Source material:

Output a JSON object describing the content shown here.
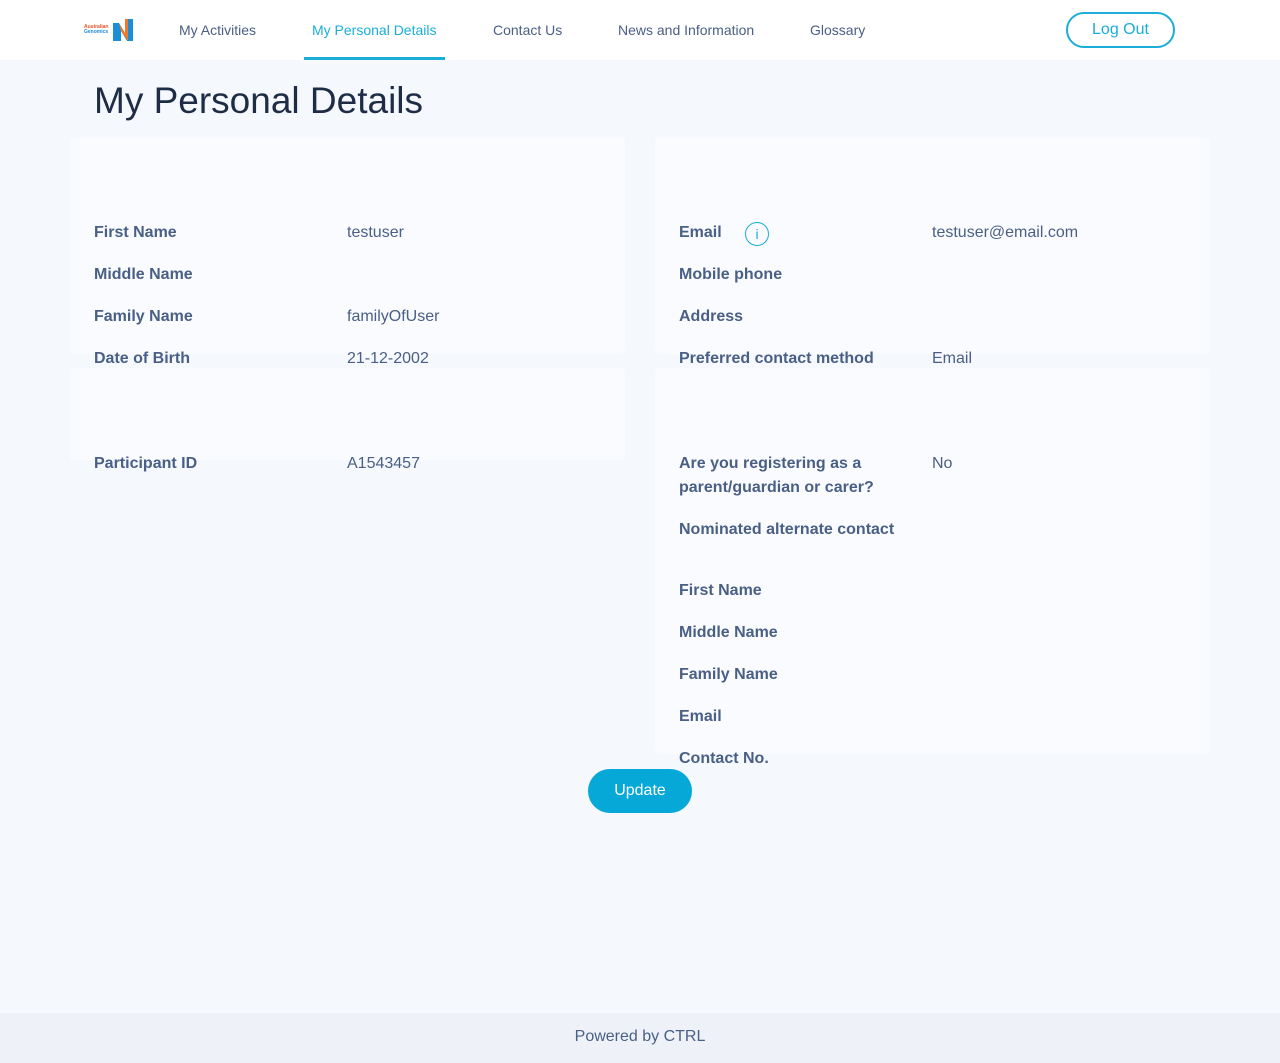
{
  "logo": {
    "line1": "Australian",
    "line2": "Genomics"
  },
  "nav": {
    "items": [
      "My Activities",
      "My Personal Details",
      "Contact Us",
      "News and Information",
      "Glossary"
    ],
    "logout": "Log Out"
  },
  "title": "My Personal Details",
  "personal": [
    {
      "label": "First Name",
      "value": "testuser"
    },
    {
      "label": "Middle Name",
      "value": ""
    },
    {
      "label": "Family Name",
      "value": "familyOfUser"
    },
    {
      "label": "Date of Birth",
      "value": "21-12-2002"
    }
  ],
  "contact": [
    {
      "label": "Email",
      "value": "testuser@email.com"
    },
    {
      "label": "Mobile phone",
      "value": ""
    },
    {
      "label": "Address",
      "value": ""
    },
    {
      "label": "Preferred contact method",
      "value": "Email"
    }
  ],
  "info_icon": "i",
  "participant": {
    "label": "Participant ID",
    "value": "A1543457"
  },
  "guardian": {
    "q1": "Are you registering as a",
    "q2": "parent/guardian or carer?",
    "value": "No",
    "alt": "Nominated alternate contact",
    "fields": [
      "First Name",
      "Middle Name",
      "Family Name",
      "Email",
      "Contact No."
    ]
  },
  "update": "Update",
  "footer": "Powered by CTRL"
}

Task statement: Once the pictures are set aside, transcribe the remaining lines above exactly.

Solved exercise:
Output a JSON object describing the content shown here.
{
  "logo": {
    "line1": "Australian",
    "line2": "Genomics"
  },
  "nav": {
    "items": [
      "My Activities",
      "My Personal Details",
      "Contact Us",
      "News and Information",
      "Glossary"
    ],
    "logout": "Log Out"
  },
  "title": "My Personal Details",
  "personal": [
    {
      "label": "First Name",
      "value": "testuser"
    },
    {
      "label": "Middle Name",
      "value": ""
    },
    {
      "label": "Family Name",
      "value": "familyOfUser"
    },
    {
      "label": "Date of Birth",
      "value": "21-12-2002"
    }
  ],
  "contact": [
    {
      "label": "Email",
      "value": "testuser@email.com"
    },
    {
      "label": "Mobile phone",
      "value": ""
    },
    {
      "label": "Address",
      "value": ""
    },
    {
      "label": "Preferred contact method",
      "value": "Email"
    }
  ],
  "info_icon": "i",
  "participant": {
    "label": "Participant ID",
    "value": "A1543457"
  },
  "guardian": {
    "q1": "Are you registering as a",
    "q2": "parent/guardian or carer?",
    "value": "No",
    "alt": "Nominated alternate contact",
    "fields": [
      "First Name",
      "Middle Name",
      "Family Name",
      "Email",
      "Contact No."
    ]
  },
  "update": "Update",
  "footer": "Powered by CTRL"
}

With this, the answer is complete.